** Start **
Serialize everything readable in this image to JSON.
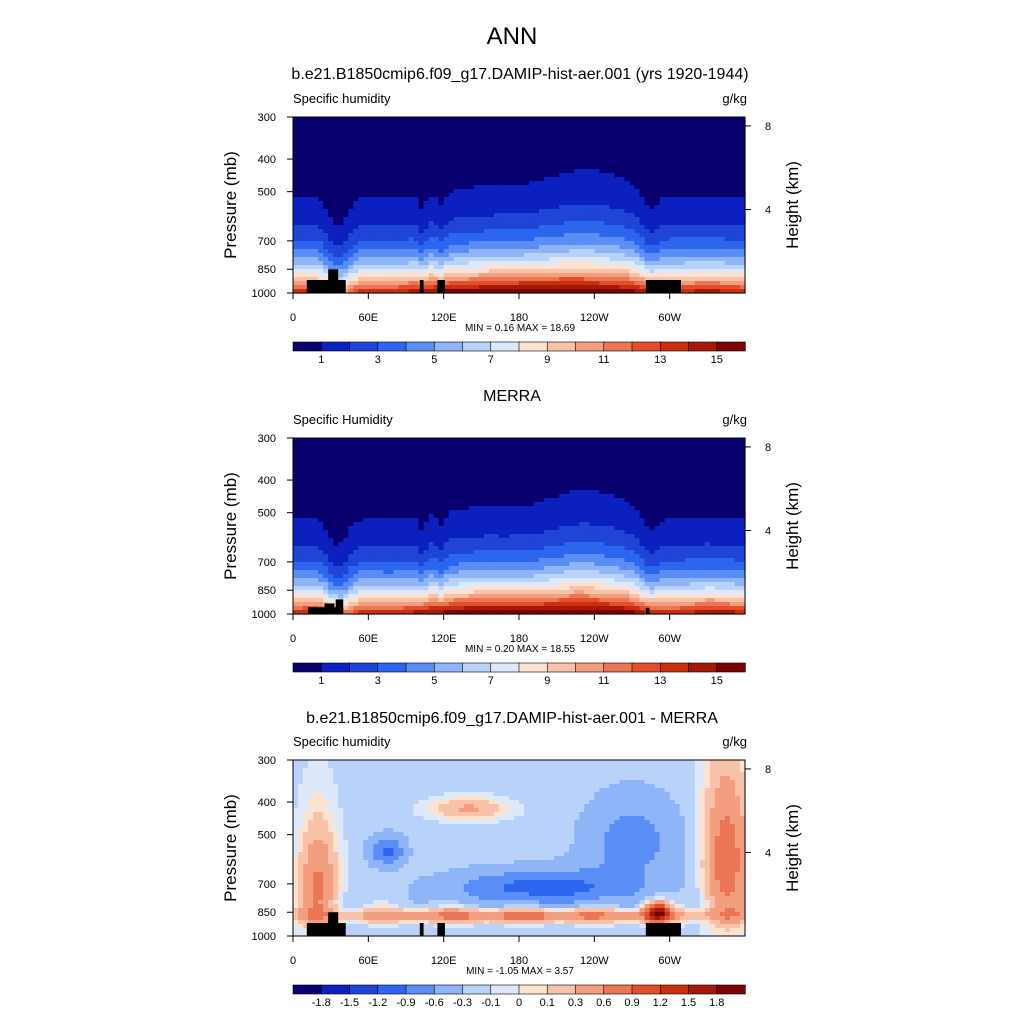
{
  "figure": {
    "title": "ANN"
  },
  "colors": {
    "absolute": [
      "#08006e",
      "#0c20c0",
      "#1f45d6",
      "#2d66ee",
      "#5a8df6",
      "#8fb5f8",
      "#b8d2f9",
      "#dde9fb",
      "#fde3cf",
      "#f8c2a8",
      "#f39e7f",
      "#ea7656",
      "#e24f2c",
      "#c8300e",
      "#a31a06",
      "#7a0403"
    ],
    "difference": [
      "#08006e",
      "#0c20c0",
      "#1f45d6",
      "#2d66ee",
      "#5a8df6",
      "#8fb5f8",
      "#b8d2f9",
      "#dde9fb",
      "#fde3cf",
      "#f8c2a8",
      "#f39e7f",
      "#ea7656",
      "#e24f2c",
      "#c8300e",
      "#a31a06",
      "#7a0403"
    ],
    "terrain": "#000000"
  },
  "chart_data": [
    {
      "type": "heatmap",
      "title": "b.e21.B1850cmip6.f09_g17.DAMIP-hist-aer.001 (yrs 1920-1944)",
      "left_label": "Specific humidity",
      "right_label": "g/kg",
      "ylabel": "Pressure (mb)",
      "ylabel_right": "Height (km)",
      "xticks": [
        "0",
        "60E",
        "120E",
        "180",
        "120W",
        "60W"
      ],
      "xtick_lon": [
        0,
        60,
        120,
        180,
        240,
        300
      ],
      "xlim": [
        0,
        360
      ],
      "yticks": [
        "300",
        "400",
        "500",
        "700",
        "850",
        "1000"
      ],
      "ytick_p": [
        300,
        400,
        500,
        700,
        850,
        1000
      ],
      "ylim": [
        300,
        1000
      ],
      "yticks_right": [
        "8",
        "4"
      ],
      "ytick_right_km": [
        8,
        4
      ],
      "stats": "MIN =   0.16  MAX =  18.69",
      "min": 0.16,
      "max": 18.69,
      "colorbar_levels": [
        1,
        2,
        3,
        4,
        5,
        6,
        7,
        8,
        9,
        10,
        11,
        12,
        13,
        14,
        15
      ],
      "colorbar_labels": [
        "1",
        "3",
        "5",
        "7",
        "9",
        "11",
        "13",
        "15"
      ],
      "surface_column_q": [
        {
          "lon": 0,
          "q": 14
        },
        {
          "lon": 20,
          "q": 14
        },
        {
          "lon": 30,
          "q": 12
        },
        {
          "lon": 40,
          "q": 11
        },
        {
          "lon": 55,
          "q": 14
        },
        {
          "lon": 80,
          "q": 14
        },
        {
          "lon": 100,
          "q": 15
        },
        {
          "lon": 130,
          "q": 16
        },
        {
          "lon": 180,
          "q": 17
        },
        {
          "lon": 220,
          "q": 17
        },
        {
          "lon": 265,
          "q": 16
        },
        {
          "lon": 280,
          "q": 15
        },
        {
          "lon": 300,
          "q": 14
        },
        {
          "lon": 330,
          "q": 15
        },
        {
          "lon": 360,
          "q": 14
        }
      ],
      "terrain": [
        {
          "lon": [
            11,
            42
          ],
          "p": 915
        },
        {
          "lon": [
            28,
            36
          ],
          "p": 850
        },
        {
          "lon": [
            101,
            104
          ],
          "p": 915
        },
        {
          "lon": [
            115,
            121
          ],
          "p": 915
        },
        {
          "lon": [
            281,
            309
          ],
          "p": 915
        }
      ]
    },
    {
      "type": "heatmap",
      "title": "MERRA",
      "left_label": "Specific Humidity",
      "right_label": "g/kg",
      "ylabel": "Pressure (mb)",
      "ylabel_right": "Height (km)",
      "xticks": [
        "0",
        "60E",
        "120E",
        "180",
        "120W",
        "60W"
      ],
      "xtick_lon": [
        0,
        60,
        120,
        180,
        240,
        300
      ],
      "xlim": [
        0,
        360
      ],
      "yticks": [
        "300",
        "400",
        "500",
        "700",
        "850",
        "1000"
      ],
      "ytick_p": [
        300,
        400,
        500,
        700,
        850,
        1000
      ],
      "ylim": [
        300,
        1000
      ],
      "yticks_right": [
        "8",
        "4"
      ],
      "ytick_right_km": [
        8,
        4
      ],
      "stats": "MIN =   0.20  MAX =  18.55",
      "min": 0.2,
      "max": 18.55,
      "colorbar_levels": [
        1,
        2,
        3,
        4,
        5,
        6,
        7,
        8,
        9,
        10,
        11,
        12,
        13,
        14,
        15
      ],
      "colorbar_labels": [
        "1",
        "3",
        "5",
        "7",
        "9",
        "11",
        "13",
        "15"
      ],
      "surface_column_q": [
        {
          "lon": 0,
          "q": 14
        },
        {
          "lon": 20,
          "q": 14
        },
        {
          "lon": 30,
          "q": 12
        },
        {
          "lon": 40,
          "q": 11
        },
        {
          "lon": 55,
          "q": 14
        },
        {
          "lon": 80,
          "q": 14
        },
        {
          "lon": 100,
          "q": 15
        },
        {
          "lon": 130,
          "q": 16
        },
        {
          "lon": 180,
          "q": 17
        },
        {
          "lon": 220,
          "q": 17
        },
        {
          "lon": 265,
          "q": 16
        },
        {
          "lon": 280,
          "q": 15
        },
        {
          "lon": 300,
          "q": 14
        },
        {
          "lon": 330,
          "q": 15
        },
        {
          "lon": 360,
          "q": 14
        }
      ],
      "terrain": [
        {
          "lon": [
            12,
            40
          ],
          "p": 955
        },
        {
          "lon": [
            25,
            33
          ],
          "p": 930
        },
        {
          "lon": [
            34,
            40
          ],
          "p": 905
        },
        {
          "lon": [
            281,
            284
          ],
          "p": 960
        }
      ]
    },
    {
      "type": "heatmap",
      "title": "b.e21.B1850cmip6.f09_g17.DAMIP-hist-aer.001 - MERRA",
      "left_label": "Specific humidity",
      "right_label": "g/kg",
      "ylabel": "Pressure (mb)",
      "ylabel_right": "Height (km)",
      "xticks": [
        "0",
        "60E",
        "120E",
        "180",
        "120W",
        "60W"
      ],
      "xtick_lon": [
        0,
        60,
        120,
        180,
        240,
        300
      ],
      "xlim": [
        0,
        360
      ],
      "yticks": [
        "300",
        "400",
        "500",
        "700",
        "850",
        "1000"
      ],
      "ytick_p": [
        300,
        400,
        500,
        700,
        850,
        1000
      ],
      "ylim": [
        300,
        1000
      ],
      "yticks_right": [
        "8",
        "4"
      ],
      "ytick_right_km": [
        8,
        4
      ],
      "stats": "MIN =  -1.05  MAX =   3.57",
      "min": -1.05,
      "max": 3.57,
      "colorbar_levels": [
        -1.8,
        -1.5,
        -1.2,
        -0.9,
        -0.6,
        -0.3,
        -0.1,
        0,
        0.1,
        0.3,
        0.6,
        0.9,
        1.2,
        1.5,
        1.8
      ],
      "colorbar_labels": [
        "-1.8",
        "-1.5",
        "-1.2",
        "-0.9",
        "-0.6",
        "-0.3",
        "-0.1",
        "0",
        "0.1",
        "0.3",
        "0.6",
        "0.9",
        "1.2",
        "1.5",
        "1.8"
      ],
      "terrain": [
        {
          "lon": [
            11,
            42
          ],
          "p": 915
        },
        {
          "lon": [
            28,
            36
          ],
          "p": 850
        },
        {
          "lon": [
            101,
            104
          ],
          "p": 915
        },
        {
          "lon": [
            115,
            121
          ],
          "p": 915
        },
        {
          "lon": [
            281,
            309
          ],
          "p": 915
        }
      ]
    }
  ]
}
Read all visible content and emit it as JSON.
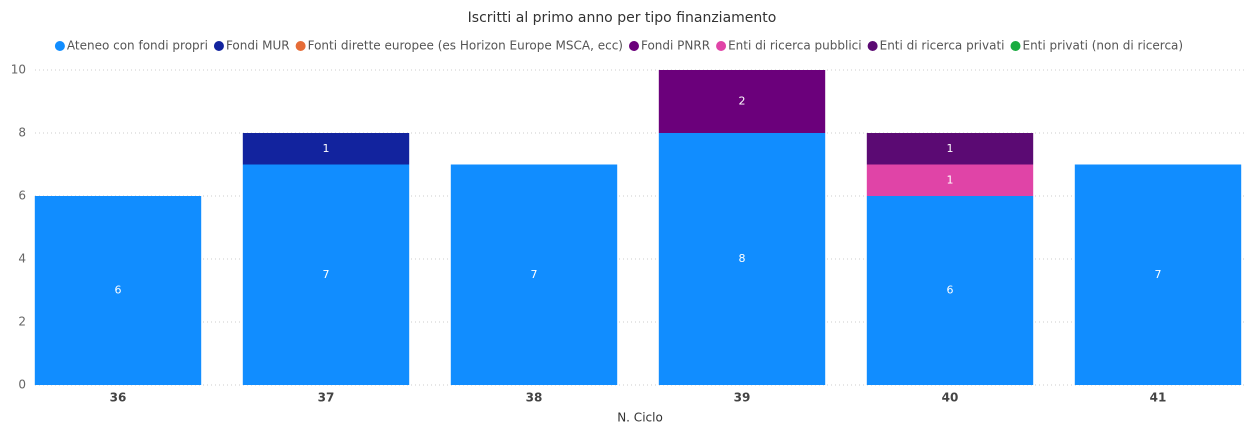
{
  "chart_data": {
    "type": "stacked_bar",
    "title": "Iscritti al primo anno per tipo finanziamento",
    "x_label": "N. Ciclo",
    "categories": [
      "36",
      "37",
      "38",
      "39",
      "40",
      "41"
    ],
    "series": [
      {
        "name": "Ateneo con fondi propri",
        "color": "#118DFF",
        "values": [
          6,
          7,
          7,
          8,
          6,
          7
        ]
      },
      {
        "name": "Fondi MUR",
        "color": "#12239E",
        "values": [
          null,
          1,
          null,
          null,
          null,
          null
        ]
      },
      {
        "name": "Fonti dirette europee (es Horizon Europe MSCA, ecc)",
        "color": "#E66C37",
        "values": [
          null,
          null,
          null,
          null,
          null,
          null
        ]
      },
      {
        "name": "Fondi PNRR",
        "color": "#6B007B",
        "values": [
          null,
          null,
          null,
          2,
          null,
          null
        ]
      },
      {
        "name": "Enti di ricerca pubblici",
        "color": "#E044A7",
        "values": [
          null,
          null,
          null,
          null,
          1,
          null
        ]
      },
      {
        "name": "Enti di ricerca privati",
        "color": "#5B0A73",
        "values": [
          null,
          null,
          null,
          null,
          1,
          null
        ]
      },
      {
        "name": "Enti privati (non di ricerca)",
        "color": "#1AAB40",
        "values": [
          null,
          null,
          null,
          null,
          null,
          null
        ]
      }
    ],
    "ylim": [
      0,
      10
    ],
    "yticks": [
      0,
      2,
      4,
      6,
      8,
      10
    ],
    "grid": true,
    "legend": "top"
  }
}
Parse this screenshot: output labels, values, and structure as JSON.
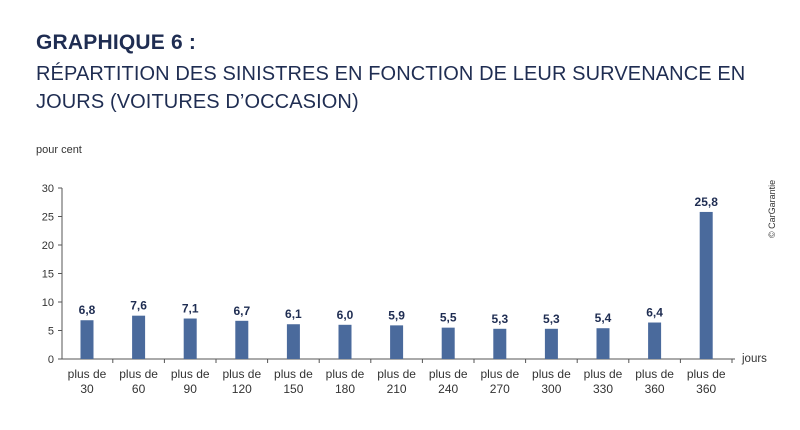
{
  "header": {
    "title": "GRAPHIQUE 6 :",
    "subtitle_line1": "RÉPARTITION DES SINISTRES EN FONCTION DE LEUR SURVENANCE EN",
    "subtitle_line2": "JOURS (VOITURES D’OCCASION)"
  },
  "chart_data": {
    "type": "bar",
    "ylabel": "pour cent",
    "xlabel": "jours",
    "ylim": [
      0,
      30
    ],
    "yticks": [
      0,
      5,
      10,
      15,
      20,
      25,
      30
    ],
    "grid": false,
    "categories": [
      [
        "plus de",
        "30"
      ],
      [
        "plus de",
        "60"
      ],
      [
        "plus de",
        "90"
      ],
      [
        "plus de",
        "120"
      ],
      [
        "plus de",
        "150"
      ],
      [
        "plus de",
        "180"
      ],
      [
        "plus de",
        "210"
      ],
      [
        "plus de",
        "240"
      ],
      [
        "plus de",
        "270"
      ],
      [
        "plus de",
        "300"
      ],
      [
        "plus de",
        "330"
      ],
      [
        "plus de",
        "360"
      ],
      [
        "plus de",
        "360"
      ]
    ],
    "values": [
      6.8,
      7.6,
      7.1,
      6.7,
      6.1,
      6.0,
      5.9,
      5.5,
      5.3,
      5.3,
      5.4,
      6.4,
      25.8
    ],
    "value_labels": [
      "6,8",
      "7,6",
      "7,1",
      "6,7",
      "6,1",
      "6,0",
      "5,9",
      "5,5",
      "5,3",
      "5,3",
      "5,4",
      "6,4",
      "25,8"
    ],
    "bar_color": "#4a6a9c",
    "text_color": "#1f2d52",
    "source_note": "© CarGarantie"
  }
}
** End **
### [The task]
State how many lines of the material contain the string "ricerca", with no other words.

### [Result of the exercise]
3